Using the data below, copy each line that includes the word "sparse".
━━━━━━━━━━
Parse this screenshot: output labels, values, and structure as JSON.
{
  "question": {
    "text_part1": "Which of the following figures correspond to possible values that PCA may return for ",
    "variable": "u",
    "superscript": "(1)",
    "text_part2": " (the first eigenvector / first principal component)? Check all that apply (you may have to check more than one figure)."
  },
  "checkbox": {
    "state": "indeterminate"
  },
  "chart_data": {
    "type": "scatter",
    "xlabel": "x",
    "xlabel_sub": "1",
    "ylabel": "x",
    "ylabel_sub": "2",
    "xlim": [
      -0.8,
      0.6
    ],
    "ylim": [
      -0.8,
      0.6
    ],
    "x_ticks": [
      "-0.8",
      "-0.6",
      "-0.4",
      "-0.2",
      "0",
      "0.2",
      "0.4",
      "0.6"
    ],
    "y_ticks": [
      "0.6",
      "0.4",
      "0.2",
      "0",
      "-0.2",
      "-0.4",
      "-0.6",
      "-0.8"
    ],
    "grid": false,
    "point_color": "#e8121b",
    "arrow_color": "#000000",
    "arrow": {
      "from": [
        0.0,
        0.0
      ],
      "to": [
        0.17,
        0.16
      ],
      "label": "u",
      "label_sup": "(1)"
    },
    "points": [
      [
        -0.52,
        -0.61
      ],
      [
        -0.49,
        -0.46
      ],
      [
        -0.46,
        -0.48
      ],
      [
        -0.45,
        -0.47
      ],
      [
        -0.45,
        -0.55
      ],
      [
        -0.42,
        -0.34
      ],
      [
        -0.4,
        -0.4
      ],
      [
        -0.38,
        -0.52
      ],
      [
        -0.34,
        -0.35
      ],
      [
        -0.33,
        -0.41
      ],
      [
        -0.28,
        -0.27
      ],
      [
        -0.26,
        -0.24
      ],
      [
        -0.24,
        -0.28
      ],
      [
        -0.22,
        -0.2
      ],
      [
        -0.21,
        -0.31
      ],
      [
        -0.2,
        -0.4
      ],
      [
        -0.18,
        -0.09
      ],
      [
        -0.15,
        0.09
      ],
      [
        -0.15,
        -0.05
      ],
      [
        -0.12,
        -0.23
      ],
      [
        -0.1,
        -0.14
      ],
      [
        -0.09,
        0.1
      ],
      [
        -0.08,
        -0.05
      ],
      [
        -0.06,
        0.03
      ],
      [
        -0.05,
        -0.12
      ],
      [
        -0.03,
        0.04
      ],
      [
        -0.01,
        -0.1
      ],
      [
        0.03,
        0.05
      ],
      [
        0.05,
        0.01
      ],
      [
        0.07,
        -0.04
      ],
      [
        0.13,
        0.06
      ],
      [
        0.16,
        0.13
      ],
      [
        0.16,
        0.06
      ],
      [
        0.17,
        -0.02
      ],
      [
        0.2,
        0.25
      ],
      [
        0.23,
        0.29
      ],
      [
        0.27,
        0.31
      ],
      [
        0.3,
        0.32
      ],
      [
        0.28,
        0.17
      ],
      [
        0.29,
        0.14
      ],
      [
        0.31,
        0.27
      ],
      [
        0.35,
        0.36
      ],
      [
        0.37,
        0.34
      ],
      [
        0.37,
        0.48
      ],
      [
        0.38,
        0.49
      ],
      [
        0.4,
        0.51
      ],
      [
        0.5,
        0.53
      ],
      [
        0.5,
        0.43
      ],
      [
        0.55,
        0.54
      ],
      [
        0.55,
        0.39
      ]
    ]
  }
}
━━━━━━━━━━
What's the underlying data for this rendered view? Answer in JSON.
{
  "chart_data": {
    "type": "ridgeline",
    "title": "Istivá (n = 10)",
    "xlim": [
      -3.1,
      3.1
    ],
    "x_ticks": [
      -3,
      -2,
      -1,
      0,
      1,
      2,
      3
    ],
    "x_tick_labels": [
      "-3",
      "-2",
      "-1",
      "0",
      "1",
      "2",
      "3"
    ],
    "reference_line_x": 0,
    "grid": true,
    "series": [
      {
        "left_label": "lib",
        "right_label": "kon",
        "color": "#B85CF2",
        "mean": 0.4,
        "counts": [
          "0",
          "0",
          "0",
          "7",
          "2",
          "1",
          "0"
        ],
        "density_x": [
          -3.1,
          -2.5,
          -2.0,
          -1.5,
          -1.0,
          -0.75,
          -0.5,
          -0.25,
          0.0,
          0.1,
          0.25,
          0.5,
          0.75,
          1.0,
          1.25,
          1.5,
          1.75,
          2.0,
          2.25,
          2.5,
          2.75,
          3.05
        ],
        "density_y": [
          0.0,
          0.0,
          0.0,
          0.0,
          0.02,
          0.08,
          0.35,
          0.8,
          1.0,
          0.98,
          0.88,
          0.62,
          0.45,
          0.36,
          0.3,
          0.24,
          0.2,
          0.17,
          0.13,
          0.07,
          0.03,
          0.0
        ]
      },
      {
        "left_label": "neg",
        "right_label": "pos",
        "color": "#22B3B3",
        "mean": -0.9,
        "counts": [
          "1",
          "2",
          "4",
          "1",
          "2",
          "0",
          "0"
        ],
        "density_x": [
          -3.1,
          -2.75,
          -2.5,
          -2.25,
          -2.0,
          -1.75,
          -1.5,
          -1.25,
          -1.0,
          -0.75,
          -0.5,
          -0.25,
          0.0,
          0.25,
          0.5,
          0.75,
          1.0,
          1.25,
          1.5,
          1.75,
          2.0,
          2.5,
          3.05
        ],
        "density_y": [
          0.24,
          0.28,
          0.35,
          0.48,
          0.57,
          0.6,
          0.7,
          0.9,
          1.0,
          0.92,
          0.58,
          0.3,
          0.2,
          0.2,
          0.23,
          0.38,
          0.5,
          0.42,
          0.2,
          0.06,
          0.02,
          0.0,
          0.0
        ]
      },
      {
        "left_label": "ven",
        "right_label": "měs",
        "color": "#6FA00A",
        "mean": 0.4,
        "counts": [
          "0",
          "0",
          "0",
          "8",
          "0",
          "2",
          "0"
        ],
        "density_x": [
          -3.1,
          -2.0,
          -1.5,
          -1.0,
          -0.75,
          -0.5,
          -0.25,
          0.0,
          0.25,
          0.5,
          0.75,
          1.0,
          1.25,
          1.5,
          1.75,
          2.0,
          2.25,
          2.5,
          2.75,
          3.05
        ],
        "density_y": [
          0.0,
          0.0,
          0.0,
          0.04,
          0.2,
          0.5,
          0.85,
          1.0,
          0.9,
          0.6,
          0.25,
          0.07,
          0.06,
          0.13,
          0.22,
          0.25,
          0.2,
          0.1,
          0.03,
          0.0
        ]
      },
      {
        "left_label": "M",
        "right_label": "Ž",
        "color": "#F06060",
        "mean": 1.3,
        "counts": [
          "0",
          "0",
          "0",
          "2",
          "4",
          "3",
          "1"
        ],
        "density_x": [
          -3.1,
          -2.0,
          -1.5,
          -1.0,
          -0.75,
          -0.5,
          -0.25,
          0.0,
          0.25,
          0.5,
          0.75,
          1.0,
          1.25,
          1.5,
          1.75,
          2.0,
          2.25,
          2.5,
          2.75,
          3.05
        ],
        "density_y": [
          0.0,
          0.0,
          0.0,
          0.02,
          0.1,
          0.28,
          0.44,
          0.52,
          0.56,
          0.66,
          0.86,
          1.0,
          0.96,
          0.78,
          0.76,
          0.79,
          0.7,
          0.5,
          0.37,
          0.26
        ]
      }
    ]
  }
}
━━━━━━━━━━
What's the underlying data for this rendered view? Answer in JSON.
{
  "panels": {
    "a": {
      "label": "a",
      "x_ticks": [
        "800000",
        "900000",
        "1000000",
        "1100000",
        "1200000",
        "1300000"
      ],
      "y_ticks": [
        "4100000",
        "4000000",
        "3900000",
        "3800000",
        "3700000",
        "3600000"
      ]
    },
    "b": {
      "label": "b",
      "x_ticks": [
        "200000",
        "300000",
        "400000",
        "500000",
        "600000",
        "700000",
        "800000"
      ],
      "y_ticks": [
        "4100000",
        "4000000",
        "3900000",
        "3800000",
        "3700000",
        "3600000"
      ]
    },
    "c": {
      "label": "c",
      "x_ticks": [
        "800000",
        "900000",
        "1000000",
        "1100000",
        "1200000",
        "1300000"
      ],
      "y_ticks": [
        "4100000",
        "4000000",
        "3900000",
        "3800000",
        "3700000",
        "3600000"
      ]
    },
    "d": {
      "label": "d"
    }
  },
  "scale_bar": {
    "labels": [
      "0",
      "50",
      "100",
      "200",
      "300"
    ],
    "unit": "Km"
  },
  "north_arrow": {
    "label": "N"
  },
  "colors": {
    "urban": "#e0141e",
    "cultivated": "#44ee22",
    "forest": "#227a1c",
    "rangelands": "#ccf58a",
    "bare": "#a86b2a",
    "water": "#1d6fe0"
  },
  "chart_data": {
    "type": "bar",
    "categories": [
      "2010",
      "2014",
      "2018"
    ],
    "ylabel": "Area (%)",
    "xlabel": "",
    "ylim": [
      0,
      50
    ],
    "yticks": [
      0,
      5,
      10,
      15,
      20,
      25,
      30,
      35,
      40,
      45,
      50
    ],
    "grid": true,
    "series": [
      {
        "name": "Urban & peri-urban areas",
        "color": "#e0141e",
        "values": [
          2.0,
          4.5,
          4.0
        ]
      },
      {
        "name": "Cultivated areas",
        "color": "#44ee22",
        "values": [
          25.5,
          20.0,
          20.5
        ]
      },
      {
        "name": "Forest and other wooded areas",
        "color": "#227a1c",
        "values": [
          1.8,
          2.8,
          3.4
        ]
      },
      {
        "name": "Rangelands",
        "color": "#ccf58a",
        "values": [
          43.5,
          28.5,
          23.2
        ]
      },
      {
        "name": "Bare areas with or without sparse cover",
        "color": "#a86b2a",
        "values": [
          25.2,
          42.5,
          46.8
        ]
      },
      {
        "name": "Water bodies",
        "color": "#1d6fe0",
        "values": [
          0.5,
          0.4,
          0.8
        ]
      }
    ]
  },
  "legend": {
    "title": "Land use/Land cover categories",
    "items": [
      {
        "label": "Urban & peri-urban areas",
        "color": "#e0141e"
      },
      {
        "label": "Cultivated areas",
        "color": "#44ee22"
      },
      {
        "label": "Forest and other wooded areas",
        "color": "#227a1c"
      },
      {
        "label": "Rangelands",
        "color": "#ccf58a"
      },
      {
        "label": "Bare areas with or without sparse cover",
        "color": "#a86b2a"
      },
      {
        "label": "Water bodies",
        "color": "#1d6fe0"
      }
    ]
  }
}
━━━━━━━━━━
■ COMPLETED EXERCISE
        "name": "Bare areas with or without sparse cover",
        "label": "Bare areas with or without sparse cover",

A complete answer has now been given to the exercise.